>>>>

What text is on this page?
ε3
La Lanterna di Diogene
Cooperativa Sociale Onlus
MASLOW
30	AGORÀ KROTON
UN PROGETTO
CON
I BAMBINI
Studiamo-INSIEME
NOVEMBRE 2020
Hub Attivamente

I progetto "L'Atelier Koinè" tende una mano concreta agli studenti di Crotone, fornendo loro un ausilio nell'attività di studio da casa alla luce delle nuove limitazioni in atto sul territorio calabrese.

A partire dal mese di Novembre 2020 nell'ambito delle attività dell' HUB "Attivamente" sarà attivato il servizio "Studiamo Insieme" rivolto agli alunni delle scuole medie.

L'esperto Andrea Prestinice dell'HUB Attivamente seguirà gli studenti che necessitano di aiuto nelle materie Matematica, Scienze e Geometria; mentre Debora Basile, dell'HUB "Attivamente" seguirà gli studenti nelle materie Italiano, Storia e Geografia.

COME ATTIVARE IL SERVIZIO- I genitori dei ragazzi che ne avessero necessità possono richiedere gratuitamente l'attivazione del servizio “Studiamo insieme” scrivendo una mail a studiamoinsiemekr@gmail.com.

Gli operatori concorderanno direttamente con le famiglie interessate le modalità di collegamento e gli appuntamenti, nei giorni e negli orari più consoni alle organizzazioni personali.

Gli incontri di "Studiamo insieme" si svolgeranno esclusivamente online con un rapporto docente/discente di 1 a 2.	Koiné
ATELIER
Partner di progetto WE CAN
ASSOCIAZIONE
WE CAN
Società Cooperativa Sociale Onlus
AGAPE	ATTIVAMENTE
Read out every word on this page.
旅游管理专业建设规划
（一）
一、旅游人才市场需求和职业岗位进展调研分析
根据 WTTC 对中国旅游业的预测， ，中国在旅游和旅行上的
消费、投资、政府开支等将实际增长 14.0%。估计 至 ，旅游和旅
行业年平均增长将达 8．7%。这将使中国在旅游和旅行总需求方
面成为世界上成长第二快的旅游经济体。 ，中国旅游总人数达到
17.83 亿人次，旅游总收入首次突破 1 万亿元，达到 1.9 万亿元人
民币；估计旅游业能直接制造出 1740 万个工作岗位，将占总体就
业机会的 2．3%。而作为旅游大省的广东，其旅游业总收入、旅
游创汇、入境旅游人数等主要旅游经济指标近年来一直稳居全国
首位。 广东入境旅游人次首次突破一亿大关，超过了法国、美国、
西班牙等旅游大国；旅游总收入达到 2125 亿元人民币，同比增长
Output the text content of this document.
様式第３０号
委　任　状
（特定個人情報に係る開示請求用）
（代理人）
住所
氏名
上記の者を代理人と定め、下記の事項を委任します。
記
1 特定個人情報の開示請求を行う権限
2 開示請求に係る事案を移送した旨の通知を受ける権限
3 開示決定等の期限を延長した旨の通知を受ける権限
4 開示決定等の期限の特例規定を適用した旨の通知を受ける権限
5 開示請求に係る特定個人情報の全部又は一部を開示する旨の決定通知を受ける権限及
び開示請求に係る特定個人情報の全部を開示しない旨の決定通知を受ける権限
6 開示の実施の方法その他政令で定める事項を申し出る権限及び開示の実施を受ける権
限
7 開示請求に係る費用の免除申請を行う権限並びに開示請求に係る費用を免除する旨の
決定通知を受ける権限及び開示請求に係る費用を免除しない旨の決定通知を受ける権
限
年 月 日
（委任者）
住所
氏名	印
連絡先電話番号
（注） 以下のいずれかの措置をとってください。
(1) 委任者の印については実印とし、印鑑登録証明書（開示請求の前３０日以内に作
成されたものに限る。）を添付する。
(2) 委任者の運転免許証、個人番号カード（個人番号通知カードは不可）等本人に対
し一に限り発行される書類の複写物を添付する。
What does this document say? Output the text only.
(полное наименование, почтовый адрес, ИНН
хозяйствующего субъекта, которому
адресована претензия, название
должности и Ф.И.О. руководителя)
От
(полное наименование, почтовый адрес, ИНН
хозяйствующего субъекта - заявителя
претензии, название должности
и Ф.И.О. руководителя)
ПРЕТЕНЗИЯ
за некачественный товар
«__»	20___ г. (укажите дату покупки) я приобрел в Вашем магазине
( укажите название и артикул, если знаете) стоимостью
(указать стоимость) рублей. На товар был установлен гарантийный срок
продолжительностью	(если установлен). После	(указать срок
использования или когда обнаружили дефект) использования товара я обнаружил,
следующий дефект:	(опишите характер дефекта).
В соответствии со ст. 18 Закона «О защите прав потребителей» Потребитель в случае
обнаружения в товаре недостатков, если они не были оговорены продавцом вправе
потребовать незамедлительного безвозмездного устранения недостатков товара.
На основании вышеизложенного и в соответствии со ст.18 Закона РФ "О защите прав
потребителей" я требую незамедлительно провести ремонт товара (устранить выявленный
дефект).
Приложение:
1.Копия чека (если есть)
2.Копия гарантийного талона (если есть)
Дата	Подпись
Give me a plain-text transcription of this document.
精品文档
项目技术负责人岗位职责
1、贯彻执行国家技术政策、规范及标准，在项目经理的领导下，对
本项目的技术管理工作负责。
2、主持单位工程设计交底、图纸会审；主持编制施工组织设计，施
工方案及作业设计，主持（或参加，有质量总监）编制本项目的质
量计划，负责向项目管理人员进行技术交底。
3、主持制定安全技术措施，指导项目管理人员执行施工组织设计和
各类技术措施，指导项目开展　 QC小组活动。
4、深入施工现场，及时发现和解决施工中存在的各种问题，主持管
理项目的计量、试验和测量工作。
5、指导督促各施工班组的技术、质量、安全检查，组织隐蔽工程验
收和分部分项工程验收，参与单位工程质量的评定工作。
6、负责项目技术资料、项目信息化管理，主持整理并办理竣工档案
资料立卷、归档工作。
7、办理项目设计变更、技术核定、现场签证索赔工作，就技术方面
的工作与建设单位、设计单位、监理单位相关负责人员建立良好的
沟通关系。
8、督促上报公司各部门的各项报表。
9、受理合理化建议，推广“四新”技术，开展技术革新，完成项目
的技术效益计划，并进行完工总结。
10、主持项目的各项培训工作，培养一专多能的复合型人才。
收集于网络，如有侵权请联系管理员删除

<<<<

_Direction_
Only the number is needed here: how many lines of the records contain "должности"?

_Written answer_
2